Records contained in a dataset:
━━━

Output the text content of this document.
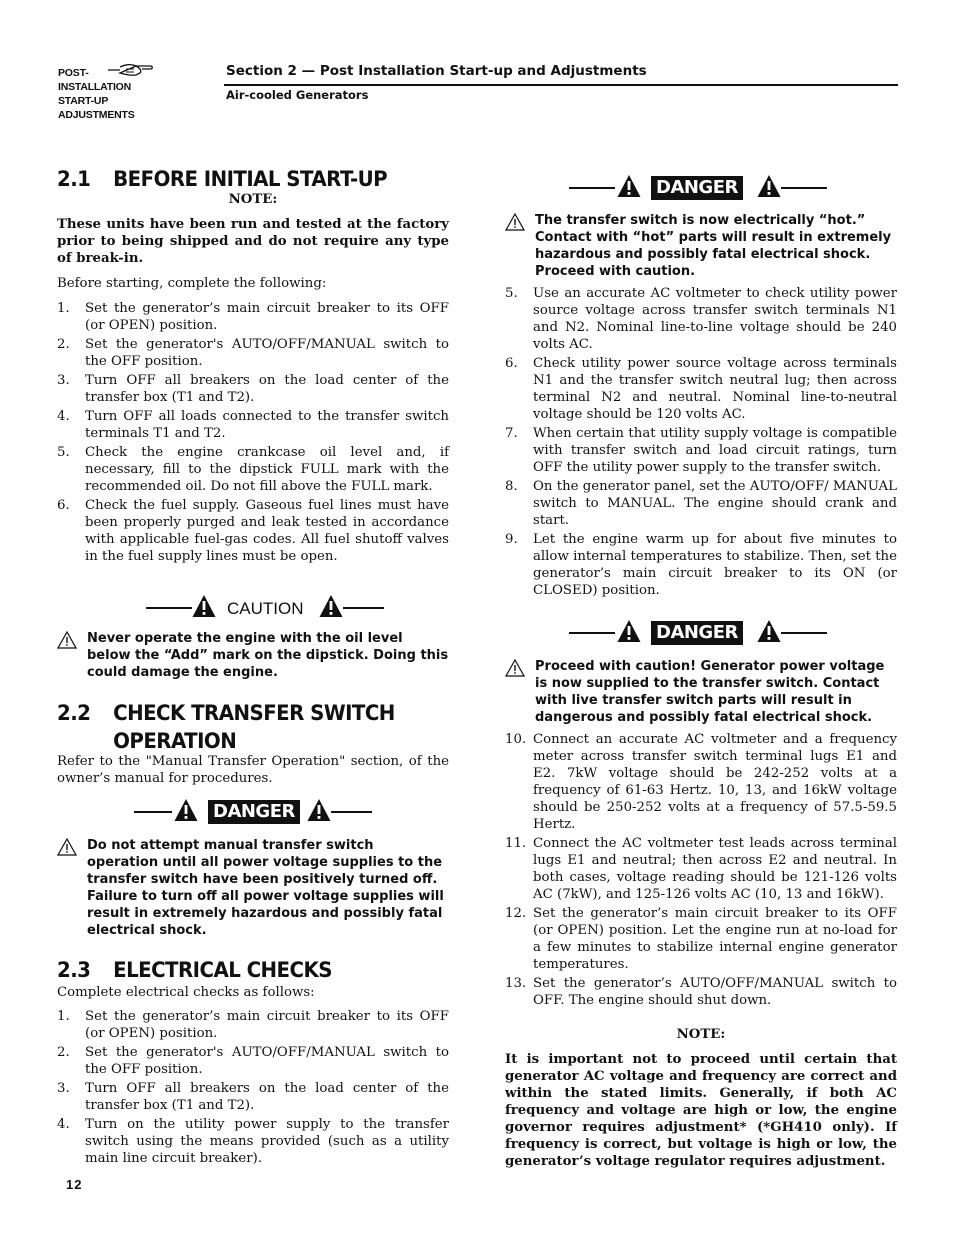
POST-
INSTALLATION
START-UP
ADJUSTMENTS
Section 2 — Post Installation Start-up and Adjustments
Air-cooled Generators
2.1 BEFORE INITIAL START-UP
NOTE:
These units have been run and tested at the factory prior to being shipped and do not require any type of break-in.
Before starting, complete the following:
1. Set the generator’s main circuit breaker to its OFF (or OPEN) position.
2. Set the generator's AUTO/OFF/MANUAL switch to the OFF position.
3. Turn OFF all breakers on the load center of the transfer box (T1 and T2).
4. Turn OFF all loads connected to the transfer switch terminals T1 and T2.
5. Check the engine crankcase oil level and, if necessary, fill to the dipstick FULL mark with the recommended oil. Do not fill above the FULL mark.
6. Check the fuel supply. Gaseous fuel lines must have been properly purged and leak tested in accordance with applicable fuel-gas codes. All fuel shutoff valves in the fuel supply lines must be open.
CAUTION
Never operate the engine with the oil level below the “Add” mark on the dipstick. Doing this could damage the engine.
2.2 CHECK TRANSFER SWITCH
OPERATION
Refer to the "Manual Transfer Operation" section, of the owner’s manual for procedures.
DANGER
Do not attempt manual transfer switch operation until all power voltage supplies to the transfer switch have been positively turned off. Failure to turn off all power voltage supplies will result in extremely hazardous and possibly fatal electrical shock.
2.3 ELECTRICAL CHECKS
Complete electrical checks as follows:
1. Set the generator’s main circuit breaker to its OFF (or OPEN) position.
2. Set the generator's AUTO/OFF/MANUAL switch to the OFF position.
3. Turn OFF all breakers on the load center of the transfer box (T1 and T2).
4. Turn on the utility power supply to the transfer switch using the means provided (such as a utility main line circuit breaker).
DANGER
The transfer switch is now electrically “hot.” Contact with “hot” parts will result in extremely hazardous and possibly fatal electrical shock. Proceed with caution.
5. Use an accurate AC voltmeter to check utility power source voltage across transfer switch terminals N1 and N2. Nominal line-to-line voltage should be 240 volts AC.
6. Check utility power source voltage across terminals N1 and the transfer switch neutral lug; then across terminal N2 and neutral. Nominal line-to-neutral voltage should be 120 volts AC.
7. When certain that utility supply voltage is compatible with transfer switch and load circuit ratings, turn OFF the utility power supply to the transfer switch.
8. On the generator panel, set the AUTO/OFF/ MANUAL switch to MANUAL. The engine should crank and start.
9. Let the engine warm up for about five minutes to allow internal temperatures to stabilize. Then, set the generator’s main circuit breaker to its ON (or CLOSED) position.
DANGER
Proceed with caution! Generator power voltage is now supplied to the transfer switch. Contact with live transfer switch parts will result in dangerous and possibly fatal electrical shock.
10. Connect an accurate AC voltmeter and a frequency meter across transfer switch terminal lugs E1 and E2. 7kW voltage should be 242-252 volts at a frequency of 61-63 Hertz. 10, 13, and 16kW voltage should be 250-252 volts at a frequency of 57.5-59.5 Hertz.
11. Connect the AC voltmeter test leads across terminal lugs E1 and neutral; then across E2 and neutral. In both cases, voltage reading should be 121-126 volts AC (7kW), and 125-126 volts AC (10, 13 and 16kW).
12. Set the generator’s main circuit breaker to its OFF (or OPEN) position. Let the engine run at no-load for a few minutes to stabilize internal engine generator temperatures.
13. Set the generator’s AUTO/OFF/MANUAL switch to OFF. The engine should shut down.
NOTE:
It is important not to proceed until certain that generator AC voltage and frequency are correct and within the stated limits. Generally, if both AC frequency and voltage are high or low, the engine governor requires adjustment* (*GH410 only). If frequency is correct, but voltage is high or low, the generator’s voltage regulator requires adjustment.
12
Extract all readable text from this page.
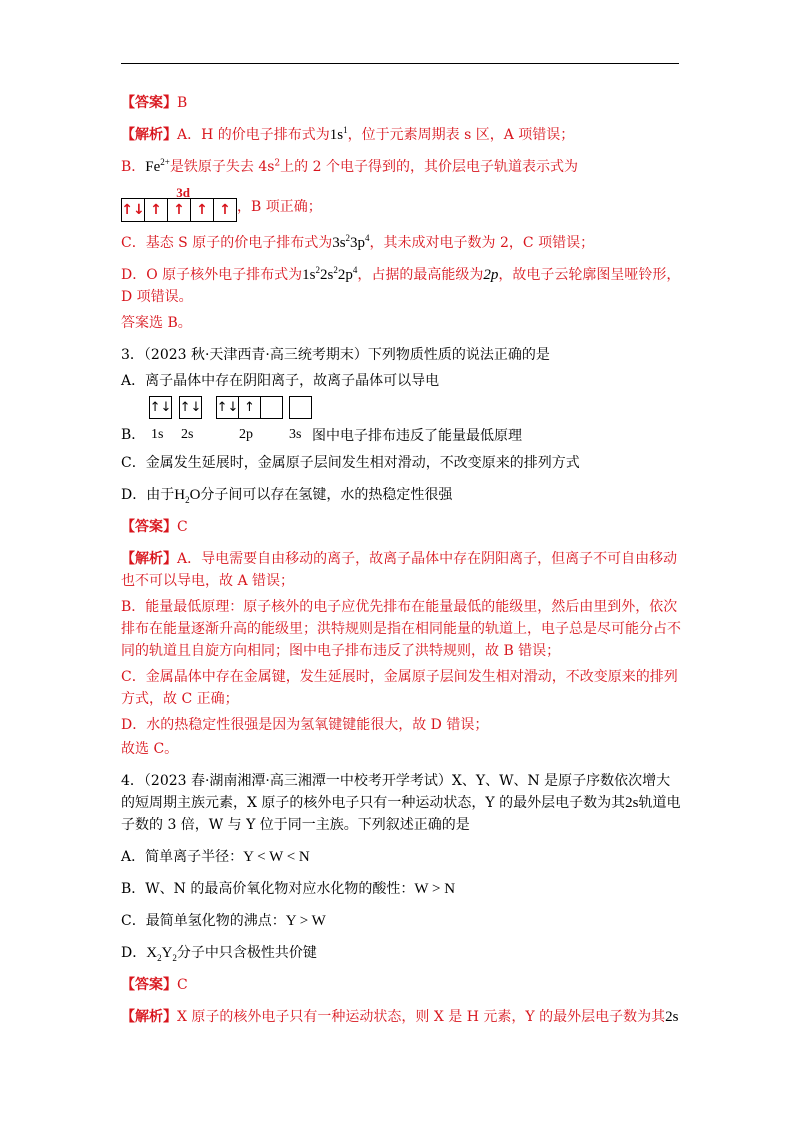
【答案】B
【解析】A．H 的价电子排布式为$1s^1$，位于元素周期表 s 区，A 项错误；
B．$Fe^{2+}$是铁原子失去 $4s^2$上的 2 个电子得到的，其价层电子轨道表示式为
3d
↑↓ ↑ ↑ ↑ ↑ ，B 项正确；
C．基态 S 原子的价电子排布式为$3s^23p^4$，其未成对电子数为 2，C 项错误；
D．O 原子核外电子排布式为$1s^22s^22p^4$，占据的最高能级为2p，故电子云轮廓图呈哑铃形，D 项错误。
答案选 B。
3．（2023 秋·天津西青·高三统考期末）下列物质性质的说法正确的是
A．离子晶体中存在阴阳离子，故离子晶体可以导电
B．
↑↓ ↑↓ ↑↓ ↑
1s 2s	2p	3s 图中电子排布违反了能量最低原理
C．金属发生延展时，金属原子层间发生相对滑动，不改变原来的排列方式
D．由于$H_2O$分子间可以存在氢键，水的热稳定性很强
【答案】C
【解析】A．导电需要自由移动的离子，故离子晶体中存在阴阳离子，但离子不可自由移动也不可以导电，故 A 错误；
B．能量最低原理：原子核外的电子应优先排布在能量最低的能级里，然后由里到外，依次排布在能量逐渐升高的能级里；洪特规则是指在相同能量的轨道上，电子总是尽可能分占不同的轨道且自旋方向相同；图中电子排布违反了洪特规则，故 B 错误；
C．金属晶体中存在金属键，发生延展时，金属原子层间发生相对滑动，不改变原来的排列方式，故 C 正确；
D．水的热稳定性很强是因为氢氧键键能很大，故 D 错误；
故选 C。
4．（2023 春·湖南湘潭·高三湘潭一中校考开学考试）X、Y、W、N 是原子序数依次增大的短周期主族元素，X 原子的核外电子只有一种运动状态，Y 的最外层电子数为其2s轨道电子数的 3 倍，W 与 Y 位于同一主族。下列叙述正确的是
A．简单离子半径：Y < W < N
B．W、N 的最高价氧化物对应水化物的酸性：W > N
C．最简单氢化物的沸点：Y > W
D．$X_2Y_2$分子中只含极性共价键
【答案】C
【解析】X 原子的核外电子只有一种运动状态，则 X 是 H 元素，Y 的最外层电子数为其2s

━━━

◆ Task statement ◆
Omit any images, then output the listing exactly.

◆ Full output ◆
Output the text content of this document.
POST-
INSTALLATION
START-UP
ADJUSTMENTS
Section 2 — Post Installation Start-up and Adjustments
Air-cooled Generators
2.1 BEFORE INITIAL START-UP
NOTE:
These units have been run and tested at the factory prior to being shipped and do not require any type of break-in.
Before starting, complete the following:
1. Set the generator’s main circuit breaker to its OFF (or OPEN) position.
2. Set the generator's AUTO/OFF/MANUAL switch to the OFF position.
3. Turn OFF all breakers on the load center of the transfer box (T1 and T2).
4. Turn OFF all loads connected to the transfer switch terminals T1 and T2.
5. Check the engine crankcase oil level and, if necessary, fill to the dipstick FULL mark with the recommended oil. Do not fill above the FULL mark.
6. Check the fuel supply. Gaseous fuel lines must have been properly purged and leak tested in accordance with applicable fuel-gas codes. All fuel shutoff valves in the fuel supply lines must be open.
CAUTION
Never operate the engine with the oil level below the “Add” mark on the dipstick. Doing this could damage the engine.
2.2 CHECK TRANSFER SWITCH
OPERATION
Refer to the "Manual Transfer Operation" section, of the owner’s manual for procedures.
DANGER
Do not attempt manual transfer switch operation until all power voltage supplies to the transfer switch have been positively turned off. Failure to turn off all power voltage supplies will result in extremely hazardous and possibly fatal electrical shock.
2.3 ELECTRICAL CHECKS
Complete electrical checks as follows:
1. Set the generator’s main circuit breaker to its OFF (or OPEN) position.
2. Set the generator's AUTO/OFF/MANUAL switch to the OFF position.
3. Turn OFF all breakers on the load center of the transfer box (T1 and T2).
4. Turn on the utility power supply to the transfer switch using the means provided (such as a utility main line circuit breaker).
DANGER
The transfer switch is now electrically “hot.” Contact with “hot” parts will result in extremely hazardous and possibly fatal electrical shock. Proceed with caution.
5. Use an accurate AC voltmeter to check utility power source voltage across transfer switch terminals N1 and N2. Nominal line-to-line voltage should be 240 volts AC.
6. Check utility power source voltage across terminals N1 and the transfer switch neutral lug; then across terminal N2 and neutral. Nominal line-to-neutral voltage should be 120 volts AC.
7. When certain that utility supply voltage is compatible with transfer switch and load circuit ratings, turn OFF the utility power supply to the transfer switch.
8. On the generator panel, set the AUTO/OFF/ MANUAL switch to MANUAL. The engine should crank and start.
9. Let the engine warm up for about five minutes to allow internal temperatures to stabilize. Then, set the generator’s main circuit breaker to its ON (or CLOSED) position.
DANGER
Proceed with caution! Generator power voltage is now supplied to the transfer switch. Contact with live transfer switch parts will result in dangerous and possibly fatal electrical shock.
10. Connect an accurate AC voltmeter and a frequency meter across transfer switch terminal lugs E1 and E2. 7kW voltage should be 242-252 volts at a frequency of 61-63 Hertz. 10, 13, and 16kW voltage should be 250-252 volts at a frequency of 57.5-59.5 Hertz.
11. Connect the AC voltmeter test leads across terminal lugs E1 and neutral; then across E2 and neutral. In both cases, voltage reading should be 121-126 volts AC (7kW), and 125-126 volts AC (10, 13 and 16kW).
12. Set the generator’s main circuit breaker to its OFF (or OPEN) position. Let the engine run at no-load for a few minutes to stabilize internal engine generator temperatures.
13. Set the generator’s AUTO/OFF/MANUAL switch to OFF. The engine should shut down.
NOTE:
It is important not to proceed until certain that generator AC voltage and frequency are correct and within the stated limits. Generally, if both AC frequency and voltage are high or low, the engine governor requires adjustment* (*GH410 only). If frequency is correct, but voltage is high or low, the generator’s voltage regulator requires adjustment.
12
Extract all readable text from this page.
【答案】B
【解析】A．H 的价电子排布式为$1s^1$，位于元素周期表 s 区，A 项错误；
B．$Fe^{2+}$是铁原子失去 $4s^2$上的 2 个电子得到的，其价层电子轨道表示式为
3d
↑↓ ↑ ↑ ↑ ↑ ，B 项正确；
C．基态 S 原子的价电子排布式为$3s^23p^4$，其未成对电子数为 2，C 项错误；
D．O 原子核外电子排布式为$1s^22s^22p^4$，占据的最高能级为2p，故电子云轮廓图呈哑铃形，D 项错误。
答案选 B。
3．（2023 秋·天津西青·高三统考期末）下列物质性质的说法正确的是
A．离子晶体中存在阴阳离子，故离子晶体可以导电
B．
↑↓ ↑↓ ↑↓ ↑
1s 2s	2p	3s 图中电子排布违反了能量最低原理
C．金属发生延展时，金属原子层间发生相对滑动，不改变原来的排列方式
D．由于$H_2O$分子间可以存在氢键，水的热稳定性很强
【答案】C
【解析】A．导电需要自由移动的离子，故离子晶体中存在阴阳离子，但离子不可自由移动也不可以导电，故 A 错误；
B．能量最低原理：原子核外的电子应优先排布在能量最低的能级里，然后由里到外，依次排布在能量逐渐升高的能级里；洪特规则是指在相同能量的轨道上，电子总是尽可能分占不同的轨道且自旋方向相同；图中电子排布违反了洪特规则，故 B 错误；
C．金属晶体中存在金属键，发生延展时，金属原子层间发生相对滑动，不改变原来的排列方式，故 C 正确；
D．水的热稳定性很强是因为氢氧键键能很大，故 D 错误；
故选 C。
4．（2023 春·湖南湘潭·高三湘潭一中校考开学考试）X、Y、W、N 是原子序数依次增大的短周期主族元素，X 原子的核外电子只有一种运动状态，Y 的最外层电子数为其2s轨道电子数的 3 倍，W 与 Y 位于同一主族。下列叙述正确的是
A．简单离子半径：Y < W < N
B．W、N 的最高价氧化物对应水化物的酸性：W > N
C．最简单氢化物的沸点：Y > W
D．$X_2Y_2$分子中只含极性共价键
【答案】C
【解析】X 原子的核外电子只有一种运动状态，则 X 是 H 元素，Y 的最外层电子数为其2s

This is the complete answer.